● WHAT TO WORK ON: Restate the records below word for word, and omit the images they hold.

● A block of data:
--------
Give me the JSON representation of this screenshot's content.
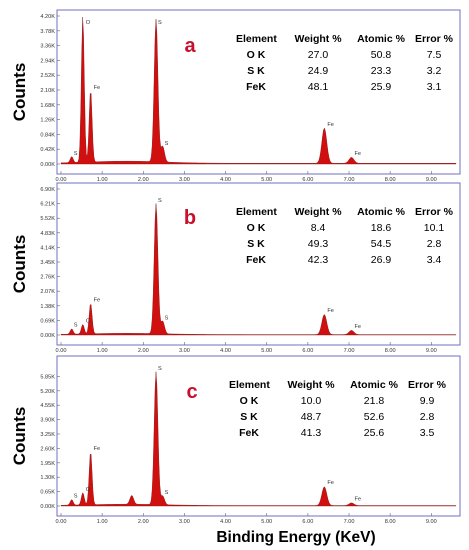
{
  "xlabel": "Binding Energy (KeV)",
  "x_ticks": [
    "0.00",
    "1.00",
    "2.00",
    "3.00",
    "4.00",
    "5.00",
    "6.00",
    "7.00",
    "8.00",
    "9.00"
  ],
  "colors": {
    "spectrum": "#d20f0f",
    "spectrum_edge": "#7a0f0f",
    "frame": "#6f6fbf",
    "panel_letter": "#c8102e"
  },
  "table_headers": [
    "Element",
    "Weight %",
    "Atomic %",
    "Error %"
  ],
  "chart_data": [
    {
      "type": "area",
      "panel": "a",
      "ylabel": "Counts",
      "xlim": [
        0,
        9.6
      ],
      "ylim": [
        0,
        4.2
      ],
      "y_unit": "K",
      "y_ticks": [
        "0.00K",
        "0.42K",
        "0.84K",
        "1.26K",
        "1.68K",
        "2.10K",
        "2.52K",
        "2.94K",
        "3.36K",
        "3.78K",
        "4.20K"
      ],
      "peaks": [
        {
          "x": 0.26,
          "h": 0.17,
          "label": "S"
        },
        {
          "x": 0.53,
          "h": 4.15,
          "label": "O"
        },
        {
          "x": 0.72,
          "h": 2.05,
          "label": "Fe"
        },
        {
          "x": 2.31,
          "h": 4.05,
          "label": "S"
        },
        {
          "x": 2.47,
          "h": 0.45,
          "label": "S"
        },
        {
          "x": 6.4,
          "h": 1.0,
          "label": "Fe"
        },
        {
          "x": 7.06,
          "h": 0.17,
          "label": "Fe"
        }
      ],
      "table": [
        [
          "O K",
          "27.0",
          "50.8",
          "7.5"
        ],
        [
          "S K",
          "24.9",
          "23.3",
          "3.2"
        ],
        [
          "FeK",
          "48.1",
          "25.9",
          "3.1"
        ]
      ]
    },
    {
      "type": "area",
      "panel": "b",
      "ylabel": "Counts",
      "xlim": [
        0,
        9.6
      ],
      "ylim": [
        0,
        6.9
      ],
      "y_unit": "K",
      "y_ticks": [
        "0.00K",
        "0.69K",
        "1.38K",
        "2.07K",
        "2.76K",
        "3.45K",
        "4.14K",
        "4.83K",
        "5.52K",
        "6.21K",
        "6.90K"
      ],
      "peaks": [
        {
          "x": 0.26,
          "h": 0.25,
          "label": "S"
        },
        {
          "x": 0.53,
          "h": 0.45,
          "label": "O"
        },
        {
          "x": 0.72,
          "h": 1.45,
          "label": "Fe"
        },
        {
          "x": 2.31,
          "h": 6.15,
          "label": "S"
        },
        {
          "x": 2.47,
          "h": 0.6,
          "label": "S"
        },
        {
          "x": 6.4,
          "h": 0.95,
          "label": "Fe"
        },
        {
          "x": 7.06,
          "h": 0.2,
          "label": "Fe"
        }
      ],
      "table": [
        [
          "O K",
          "8.4",
          "18.6",
          "10.1"
        ],
        [
          "S K",
          "49.3",
          "54.5",
          "2.8"
        ],
        [
          "FeK",
          "42.3",
          "26.9",
          "3.4"
        ]
      ]
    },
    {
      "type": "area",
      "panel": "c",
      "ylabel": "Counts",
      "xlim": [
        0,
        9.6
      ],
      "ylim": [
        0,
        6.5
      ],
      "y_unit": "K",
      "y_ticks": [
        "0.00K",
        "0.65K",
        "1.30K",
        "1.95K",
        "2.60K",
        "3.25K",
        "3.90K",
        "4.55K",
        "5.20K",
        "5.85K"
      ],
      "peaks": [
        {
          "x": 0.26,
          "h": 0.25,
          "label": "S"
        },
        {
          "x": 0.53,
          "h": 0.55,
          "label": "O"
        },
        {
          "x": 0.72,
          "h": 2.4,
          "label": "Fe"
        },
        {
          "x": 1.72,
          "h": 0.4,
          "label": ""
        },
        {
          "x": 2.31,
          "h": 6.0,
          "label": "S"
        },
        {
          "x": 2.47,
          "h": 0.4,
          "label": "S"
        },
        {
          "x": 6.4,
          "h": 0.85,
          "label": "Fe"
        },
        {
          "x": 7.06,
          "h": 0.12,
          "label": "Fe"
        }
      ],
      "table": [
        [
          "O K",
          "10.0",
          "21.8",
          "9.9"
        ],
        [
          "S K",
          "48.7",
          "52.6",
          "2.8"
        ],
        [
          "FeK",
          "41.3",
          "25.6",
          "3.5"
        ]
      ]
    }
  ]
}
--------
● REPLY TO THE EXERCISE:
Give me the JSON representation of this screenshot's content.
{
  "xlabel": "Binding Energy (KeV)",
  "x_ticks": [
    "0.00",
    "1.00",
    "2.00",
    "3.00",
    "4.00",
    "5.00",
    "6.00",
    "7.00",
    "8.00",
    "9.00"
  ],
  "colors": {
    "spectrum": "#d20f0f",
    "spectrum_edge": "#7a0f0f",
    "frame": "#6f6fbf",
    "panel_letter": "#c8102e"
  },
  "table_headers": [
    "Element",
    "Weight %",
    "Atomic %",
    "Error %"
  ],
  "chart_data": [
    {
      "type": "area",
      "panel": "a",
      "ylabel": "Counts",
      "xlim": [
        0,
        9.6
      ],
      "ylim": [
        0,
        4.2
      ],
      "y_unit": "K",
      "y_ticks": [
        "0.00K",
        "0.42K",
        "0.84K",
        "1.26K",
        "1.68K",
        "2.10K",
        "2.52K",
        "2.94K",
        "3.36K",
        "3.78K",
        "4.20K"
      ],
      "peaks": [
        {
          "x": 0.26,
          "h": 0.17,
          "label": "S"
        },
        {
          "x": 0.53,
          "h": 4.15,
          "label": "O"
        },
        {
          "x": 0.72,
          "h": 2.05,
          "label": "Fe"
        },
        {
          "x": 2.31,
          "h": 4.05,
          "label": "S"
        },
        {
          "x": 2.47,
          "h": 0.45,
          "label": "S"
        },
        {
          "x": 6.4,
          "h": 1.0,
          "label": "Fe"
        },
        {
          "x": 7.06,
          "h": 0.17,
          "label": "Fe"
        }
      ],
      "table": [
        [
          "O K",
          "27.0",
          "50.8",
          "7.5"
        ],
        [
          "S K",
          "24.9",
          "23.3",
          "3.2"
        ],
        [
          "FeK",
          "48.1",
          "25.9",
          "3.1"
        ]
      ]
    },
    {
      "type": "area",
      "panel": "b",
      "ylabel": "Counts",
      "xlim": [
        0,
        9.6
      ],
      "ylim": [
        0,
        6.9
      ],
      "y_unit": "K",
      "y_ticks": [
        "0.00K",
        "0.69K",
        "1.38K",
        "2.07K",
        "2.76K",
        "3.45K",
        "4.14K",
        "4.83K",
        "5.52K",
        "6.21K",
        "6.90K"
      ],
      "peaks": [
        {
          "x": 0.26,
          "h": 0.25,
          "label": "S"
        },
        {
          "x": 0.53,
          "h": 0.45,
          "label": "O"
        },
        {
          "x": 0.72,
          "h": 1.45,
          "label": "Fe"
        },
        {
          "x": 2.31,
          "h": 6.15,
          "label": "S"
        },
        {
          "x": 2.47,
          "h": 0.6,
          "label": "S"
        },
        {
          "x": 6.4,
          "h": 0.95,
          "label": "Fe"
        },
        {
          "x": 7.06,
          "h": 0.2,
          "label": "Fe"
        }
      ],
      "table": [
        [
          "O K",
          "8.4",
          "18.6",
          "10.1"
        ],
        [
          "S K",
          "49.3",
          "54.5",
          "2.8"
        ],
        [
          "FeK",
          "42.3",
          "26.9",
          "3.4"
        ]
      ]
    },
    {
      "type": "area",
      "panel": "c",
      "ylabel": "Counts",
      "xlim": [
        0,
        9.6
      ],
      "ylim": [
        0,
        6.5
      ],
      "y_unit": "K",
      "y_ticks": [
        "0.00K",
        "0.65K",
        "1.30K",
        "1.95K",
        "2.60K",
        "3.25K",
        "3.90K",
        "4.55K",
        "5.20K",
        "5.85K"
      ],
      "peaks": [
        {
          "x": 0.26,
          "h": 0.25,
          "label": "S"
        },
        {
          "x": 0.53,
          "h": 0.55,
          "label": "O"
        },
        {
          "x": 0.72,
          "h": 2.4,
          "label": "Fe"
        },
        {
          "x": 1.72,
          "h": 0.4,
          "label": ""
        },
        {
          "x": 2.31,
          "h": 6.0,
          "label": "S"
        },
        {
          "x": 2.47,
          "h": 0.4,
          "label": "S"
        },
        {
          "x": 6.4,
          "h": 0.85,
          "label": "Fe"
        },
        {
          "x": 7.06,
          "h": 0.12,
          "label": "Fe"
        }
      ],
      "table": [
        [
          "O K",
          "10.0",
          "21.8",
          "9.9"
        ],
        [
          "S K",
          "48.7",
          "52.6",
          "2.8"
        ],
        [
          "FeK",
          "41.3",
          "25.6",
          "3.5"
        ]
      ]
    }
  ]
}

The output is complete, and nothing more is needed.